Given request
Your task is to transcribe all of the data below exactly, omitting the images.

Records shown
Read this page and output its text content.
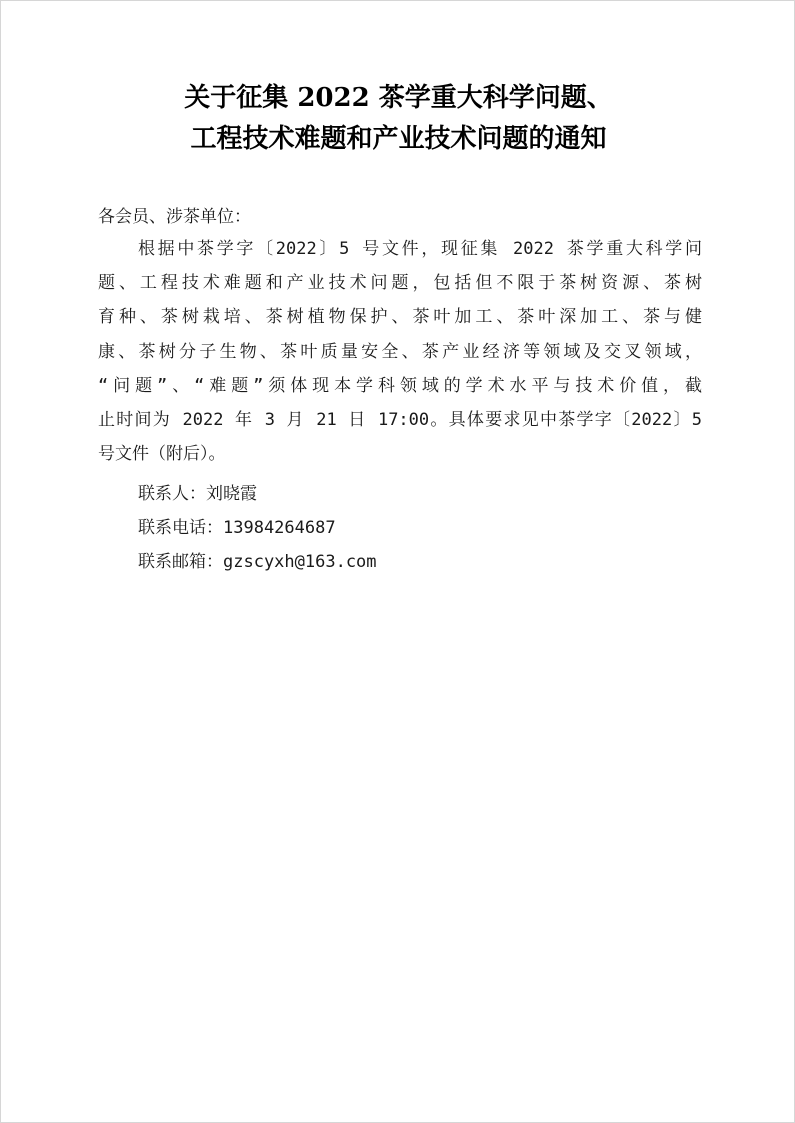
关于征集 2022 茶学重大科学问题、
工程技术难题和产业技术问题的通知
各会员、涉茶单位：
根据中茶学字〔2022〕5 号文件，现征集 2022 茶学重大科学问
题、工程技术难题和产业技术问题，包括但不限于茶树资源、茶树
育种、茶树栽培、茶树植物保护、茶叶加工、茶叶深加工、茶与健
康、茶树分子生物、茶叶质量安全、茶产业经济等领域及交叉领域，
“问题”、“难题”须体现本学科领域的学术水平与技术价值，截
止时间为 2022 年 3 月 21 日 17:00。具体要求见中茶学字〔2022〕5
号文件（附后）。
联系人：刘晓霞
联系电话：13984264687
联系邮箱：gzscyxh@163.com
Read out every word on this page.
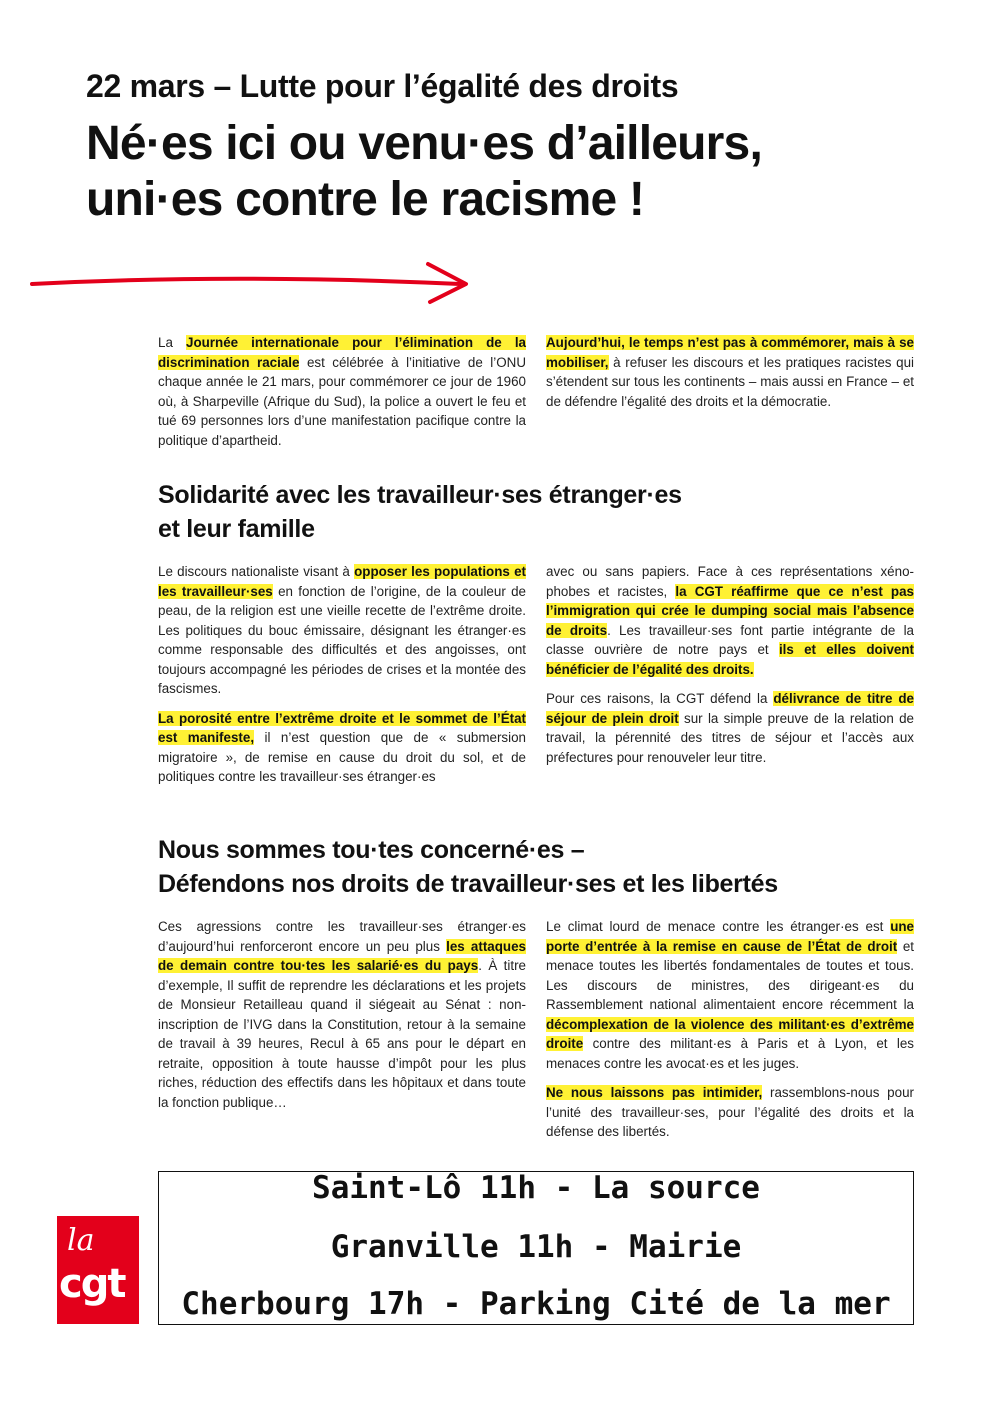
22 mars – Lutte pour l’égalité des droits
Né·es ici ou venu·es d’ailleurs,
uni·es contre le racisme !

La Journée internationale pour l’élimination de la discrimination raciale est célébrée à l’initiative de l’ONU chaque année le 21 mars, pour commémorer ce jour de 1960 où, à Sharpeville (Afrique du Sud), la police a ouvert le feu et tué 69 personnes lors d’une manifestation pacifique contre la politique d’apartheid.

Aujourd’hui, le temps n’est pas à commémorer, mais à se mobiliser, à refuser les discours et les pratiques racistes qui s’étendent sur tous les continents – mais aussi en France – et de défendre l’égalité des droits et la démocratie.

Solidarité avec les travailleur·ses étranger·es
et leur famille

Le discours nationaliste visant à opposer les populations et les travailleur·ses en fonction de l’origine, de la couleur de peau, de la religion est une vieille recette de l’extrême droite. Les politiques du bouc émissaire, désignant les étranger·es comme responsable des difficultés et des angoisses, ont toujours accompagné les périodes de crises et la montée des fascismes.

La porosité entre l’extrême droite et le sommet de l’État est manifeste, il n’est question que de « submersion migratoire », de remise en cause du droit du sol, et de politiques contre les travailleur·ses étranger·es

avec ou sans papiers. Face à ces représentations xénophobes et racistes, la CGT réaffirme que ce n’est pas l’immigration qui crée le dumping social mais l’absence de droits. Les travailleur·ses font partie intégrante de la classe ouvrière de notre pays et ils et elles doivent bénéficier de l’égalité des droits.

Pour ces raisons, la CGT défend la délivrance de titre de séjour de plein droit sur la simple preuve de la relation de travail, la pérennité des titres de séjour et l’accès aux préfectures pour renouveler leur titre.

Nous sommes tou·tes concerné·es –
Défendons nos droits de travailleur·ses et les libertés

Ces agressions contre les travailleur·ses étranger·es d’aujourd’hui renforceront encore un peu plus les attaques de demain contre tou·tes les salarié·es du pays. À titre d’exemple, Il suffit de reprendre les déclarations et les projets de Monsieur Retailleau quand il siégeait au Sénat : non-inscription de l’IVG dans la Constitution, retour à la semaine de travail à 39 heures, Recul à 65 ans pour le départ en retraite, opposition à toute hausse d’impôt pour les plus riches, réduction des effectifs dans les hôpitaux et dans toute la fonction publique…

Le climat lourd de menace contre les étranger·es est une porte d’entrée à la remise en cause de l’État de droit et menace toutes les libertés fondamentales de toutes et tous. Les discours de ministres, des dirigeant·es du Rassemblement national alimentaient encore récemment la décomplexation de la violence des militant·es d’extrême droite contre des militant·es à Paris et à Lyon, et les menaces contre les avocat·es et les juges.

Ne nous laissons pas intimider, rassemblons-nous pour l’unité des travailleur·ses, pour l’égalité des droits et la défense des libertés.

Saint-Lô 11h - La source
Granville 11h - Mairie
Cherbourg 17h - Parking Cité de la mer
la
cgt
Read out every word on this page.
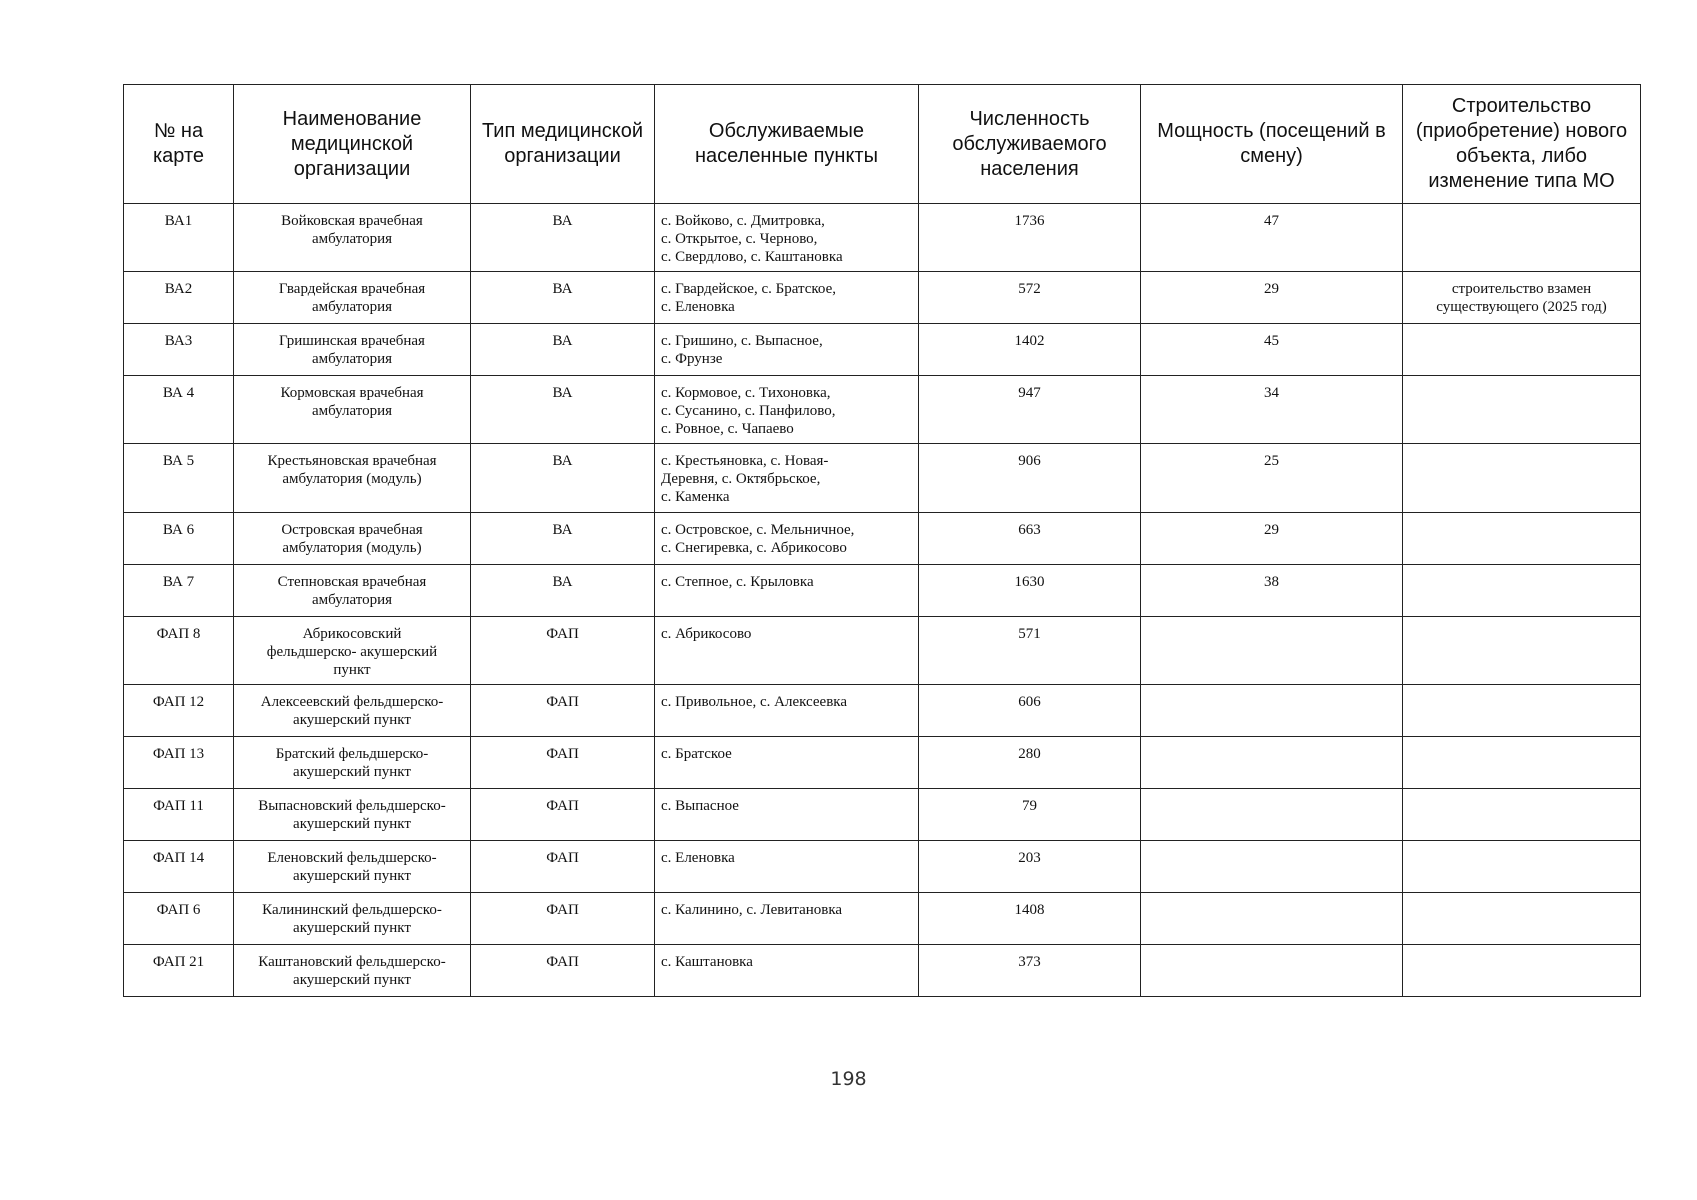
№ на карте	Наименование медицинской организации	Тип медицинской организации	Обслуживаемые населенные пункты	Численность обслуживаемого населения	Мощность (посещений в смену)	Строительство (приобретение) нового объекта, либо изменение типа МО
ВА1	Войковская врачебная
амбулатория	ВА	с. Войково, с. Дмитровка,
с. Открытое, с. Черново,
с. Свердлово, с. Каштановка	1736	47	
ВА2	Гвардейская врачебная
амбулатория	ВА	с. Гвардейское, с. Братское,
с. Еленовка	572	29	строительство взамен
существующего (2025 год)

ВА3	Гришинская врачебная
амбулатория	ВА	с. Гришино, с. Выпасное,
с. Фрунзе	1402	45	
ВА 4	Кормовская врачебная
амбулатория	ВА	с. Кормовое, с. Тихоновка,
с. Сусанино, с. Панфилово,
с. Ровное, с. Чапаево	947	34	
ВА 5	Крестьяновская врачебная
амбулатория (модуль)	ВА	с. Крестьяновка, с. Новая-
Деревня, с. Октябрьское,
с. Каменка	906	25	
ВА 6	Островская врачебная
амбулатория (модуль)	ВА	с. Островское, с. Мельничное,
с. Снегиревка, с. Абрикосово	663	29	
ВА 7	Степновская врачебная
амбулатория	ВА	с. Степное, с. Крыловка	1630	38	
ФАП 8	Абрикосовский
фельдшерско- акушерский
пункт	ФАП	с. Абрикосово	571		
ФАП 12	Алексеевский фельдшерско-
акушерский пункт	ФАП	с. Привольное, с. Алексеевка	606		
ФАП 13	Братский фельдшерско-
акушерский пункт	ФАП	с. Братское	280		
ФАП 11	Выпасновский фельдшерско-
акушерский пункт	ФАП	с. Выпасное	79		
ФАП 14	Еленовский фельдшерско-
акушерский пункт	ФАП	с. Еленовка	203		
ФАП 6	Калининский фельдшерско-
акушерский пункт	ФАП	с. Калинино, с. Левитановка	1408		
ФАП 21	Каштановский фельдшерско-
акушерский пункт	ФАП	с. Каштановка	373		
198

In response
Read this page and output its text content.
关于征集 2022 茶学重大科学问题、
工程技术难题和产业技术问题的通知
各会员、涉茶单位：
根据中茶学字〔2022〕5 号文件，现征集 2022 茶学重大科学问
题、工程技术难题和产业技术问题，包括但不限于茶树资源、茶树
育种、茶树栽培、茶树植物保护、茶叶加工、茶叶深加工、茶与健
康、茶树分子生物、茶叶质量安全、茶产业经济等领域及交叉领域，
“问题”、“难题”须体现本学科领域的学术水平与技术价值，截
止时间为 2022 年 3 月 21 日 17:00。具体要求见中茶学字〔2022〕5
号文件（附后）。
联系人：刘晓霞
联系电话：13984264687
联系邮箱：gzscyxh@163.com
Read out every word on this page.
22 mars – Lutte pour l’égalité des droits
Né·es ici ou venu·es d’ailleurs,
uni·es contre le racisme !

La Journée internationale pour l’élimination de la discrimination raciale est célébrée à l’initiative de l’ONU chaque année le 21 mars, pour commémorer ce jour de 1960 où, à Sharpeville (Afrique du Sud), la police a ouvert le feu et tué 69 personnes lors d’une manifestation pacifique contre la politique d’apartheid.

Aujourd’hui, le temps n’est pas à commémorer, mais à se mobiliser, à refuser les discours et les pratiques racistes qui s’étendent sur tous les continents – mais aussi en France – et de défendre l’égalité des droits et la démocratie.

Solidarité avec les travailleur·ses étranger·es
et leur famille

Le discours nationaliste visant à opposer les populations et les travailleur·ses en fonction de l’origine, de la couleur de peau, de la religion est une vieille recette de l’extrême droite. Les politiques du bouc émissaire, désignant les étranger·es comme responsable des difficultés et des angoisses, ont toujours accompagné les périodes de crises et la montée des fascismes.

La porosité entre l’extrême droite et le sommet de l’État est manifeste, il n’est question que de « submersion migratoire », de remise en cause du droit du sol, et de politiques contre les travailleur·ses étranger·es

avec ou sans papiers. Face à ces représentations xénophobes et racistes, la CGT réaffirme que ce n’est pas l’immigration qui crée le dumping social mais l’absence de droits. Les travailleur·ses font partie intégrante de la classe ouvrière de notre pays et ils et elles doivent bénéficier de l’égalité des droits.

Pour ces raisons, la CGT défend la délivrance de titre de séjour de plein droit sur la simple preuve de la relation de travail, la pérennité des titres de séjour et l’accès aux préfectures pour renouveler leur titre.

Nous sommes tou·tes concerné·es –
Défendons nos droits de travailleur·ses et les libertés

Ces agressions contre les travailleur·ses étranger·es d’aujourd’hui renforceront encore un peu plus les attaques de demain contre tou·tes les salarié·es du pays. À titre d’exemple, Il suffit de reprendre les déclarations et les projets de Monsieur Retailleau quand il siégeait au Sénat : non-inscription de l’IVG dans la Constitution, retour à la semaine de travail à 39 heures, Recul à 65 ans pour le départ en retraite, opposition à toute hausse d’impôt pour les plus riches, réduction des effectifs dans les hôpitaux et dans toute la fonction publique…

Le climat lourd de menace contre les étranger·es est une porte d’entrée à la remise en cause de l’État de droit et menace toutes les libertés fondamentales de toutes et tous. Les discours de ministres, des dirigeant·es du Rassemblement national alimentaient encore récemment la décomplexation de la violence des militant·es d’extrême droite contre des militant·es à Paris et à Lyon, et les menaces contre les avocat·es et les juges.

Ne nous laissons pas intimider, rassemblons-nous pour l’unité des travailleur·ses, pour l’égalité des droits et la défense des libertés.

Saint-Lô 11h - La source
Granville 11h - Mairie
Cherbourg 17h - Parking Cité de la mer
la
cgt
Read out every word on this page.
№ на карте	Наименование медицинской организации	Тип медицинской организации	Обслуживаемые населенные пункты	Численность обслуживаемого населения	Мощность (посещений в смену)	Строительство (приобретение) нового объекта, либо изменение типа МО
ВА1	Войковская врачебная
амбулатория	ВА	с. Войково, с. Дмитровка,
с. Открытое, с. Черново,
с. Свердлово, с. Каштановка	1736	47	
ВА2	Гвардейская врачебная
амбулатория	ВА	с. Гвардейское, с. Братское,
с. Еленовка	572	29	строительство взамен
существующего (2025 год)

ВА3	Гришинская врачебная
амбулатория	ВА	с. Гришино, с. Выпасное,
с. Фрунзе	1402	45	
ВА 4	Кормовская врачебная
амбулатория	ВА	с. Кормовое, с. Тихоновка,
с. Сусанино, с. Панфилово,
с. Ровное, с. Чапаево	947	34	
ВА 5	Крестьяновская врачебная
амбулатория (модуль)	ВА	с. Крестьяновка, с. Новая-
Деревня, с. Октябрьское,
с. Каменка	906	25	
ВА 6	Островская врачебная
амбулатория (модуль)	ВА	с. Островское, с. Мельничное,
с. Снегиревка, с. Абрикосово	663	29	
ВА 7	Степновская врачебная
амбулатория	ВА	с. Степное, с. Крыловка	1630	38	
ФАП 8	Абрикосовский
фельдшерско- акушерский
пункт	ФАП	с. Абрикосово	571		
ФАП 12	Алексеевский фельдшерско-
акушерский пункт	ФАП	с. Привольное, с. Алексеевка	606		
ФАП 13	Братский фельдшерско-
акушерский пункт	ФАП	с. Братское	280		
ФАП 11	Выпасновский фельдшерско-
акушерский пункт	ФАП	с. Выпасное	79		
ФАП 14	Еленовский фельдшерско-
акушерский пункт	ФАП	с. Еленовка	203		
ФАП 6	Калининский фельдшерско-
акушерский пункт	ФАП	с. Калинино, с. Левитановка	1408		
ФАП 21	Каштановский фельдшерско-
акушерский пункт	ФАП	с. Каштановка	373		
198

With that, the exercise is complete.